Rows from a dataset
* * * * *
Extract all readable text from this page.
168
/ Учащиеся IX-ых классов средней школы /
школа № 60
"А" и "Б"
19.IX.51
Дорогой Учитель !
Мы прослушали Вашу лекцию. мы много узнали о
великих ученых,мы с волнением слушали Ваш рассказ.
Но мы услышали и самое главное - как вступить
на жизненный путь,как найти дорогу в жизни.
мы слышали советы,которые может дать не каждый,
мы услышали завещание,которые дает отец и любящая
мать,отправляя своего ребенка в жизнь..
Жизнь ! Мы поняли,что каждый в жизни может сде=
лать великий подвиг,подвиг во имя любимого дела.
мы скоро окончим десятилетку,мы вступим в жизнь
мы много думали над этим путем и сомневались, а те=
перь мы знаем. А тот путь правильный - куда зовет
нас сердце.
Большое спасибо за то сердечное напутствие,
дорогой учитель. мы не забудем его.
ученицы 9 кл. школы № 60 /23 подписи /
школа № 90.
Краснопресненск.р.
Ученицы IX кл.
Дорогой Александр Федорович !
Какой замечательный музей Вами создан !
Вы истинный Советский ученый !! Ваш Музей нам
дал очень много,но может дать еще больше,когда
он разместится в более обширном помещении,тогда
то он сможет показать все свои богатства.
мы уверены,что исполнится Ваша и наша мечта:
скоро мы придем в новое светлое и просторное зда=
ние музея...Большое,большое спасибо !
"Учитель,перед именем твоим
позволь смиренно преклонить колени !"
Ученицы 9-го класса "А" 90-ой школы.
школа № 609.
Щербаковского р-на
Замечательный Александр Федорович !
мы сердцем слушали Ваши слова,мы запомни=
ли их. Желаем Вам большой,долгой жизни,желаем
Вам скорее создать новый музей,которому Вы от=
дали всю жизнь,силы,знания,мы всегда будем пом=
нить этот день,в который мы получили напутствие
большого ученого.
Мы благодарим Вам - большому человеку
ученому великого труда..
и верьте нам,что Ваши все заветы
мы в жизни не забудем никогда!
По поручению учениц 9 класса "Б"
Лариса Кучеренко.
* * * * *
Transcribe all lines as written.

Extract all readable text from this page.
168
/ Учащиеся IX-ых классов средней школы /
школа № 60
"А" и "Б"
19.IX.51
Дорогой Учитель !
Мы прослушали Вашу лекцию. мы много узнали о
великих ученых,мы с волнением слушали Ваш рассказ.
Но мы услышали и самое главное - как вступить
на жизненный путь,как найти дорогу в жизни.
мы слышали советы,которые может дать не каждый,
мы услышали завещание,которые дает отец и любящая
мать,отправляя своего ребенка в жизнь..
Жизнь ! Мы поняли,что каждый в жизни может сде=
лать великий подвиг,подвиг во имя любимого дела.
мы скоро окончим десятилетку,мы вступим в жизнь
мы много думали над этим путем и сомневались, а те=
перь мы знаем. А тот путь правильный - куда зовет
нас сердце.
Большое спасибо за то сердечное напутствие,
дорогой учитель. мы не забудем его.
ученицы 9 кл. школы № 60 /23 подписи /
школа № 90.
Краснопресненск.р.
Ученицы IX кл.
Дорогой Александр Федорович !
Какой замечательный музей Вами создан !
Вы истинный Советский ученый !! Ваш Музей нам
дал очень много,но может дать еще больше,когда
он разместится в более обширном помещении,тогда
то он сможет показать все свои богатства.
мы уверены,что исполнится Ваша и наша мечта:
скоро мы придем в новое светлое и просторное зда=
ние музея...Большое,большое спасибо !
"Учитель,перед именем твоим
позволь смиренно преклонить колени !"
Ученицы 9-го класса "А" 90-ой школы.
школа № 609.
Щербаковского р-на
Замечательный Александр Федорович !
мы сердцем слушали Ваши слова,мы запомни=
ли их. Желаем Вам большой,долгой жизни,желаем
Вам скорее создать новый музей,которому Вы от=
дали всю жизнь,силы,знания,мы всегда будем пом=
нить этот день,в который мы получили напутствие
большого ученого.
Мы благодарим Вам - большому человеку
ученому великого труда..
и верьте нам,что Ваши все заветы
мы в жизни не забудем никогда!
По поручению учениц 9 класса "Б"
Лариса Кучеренко.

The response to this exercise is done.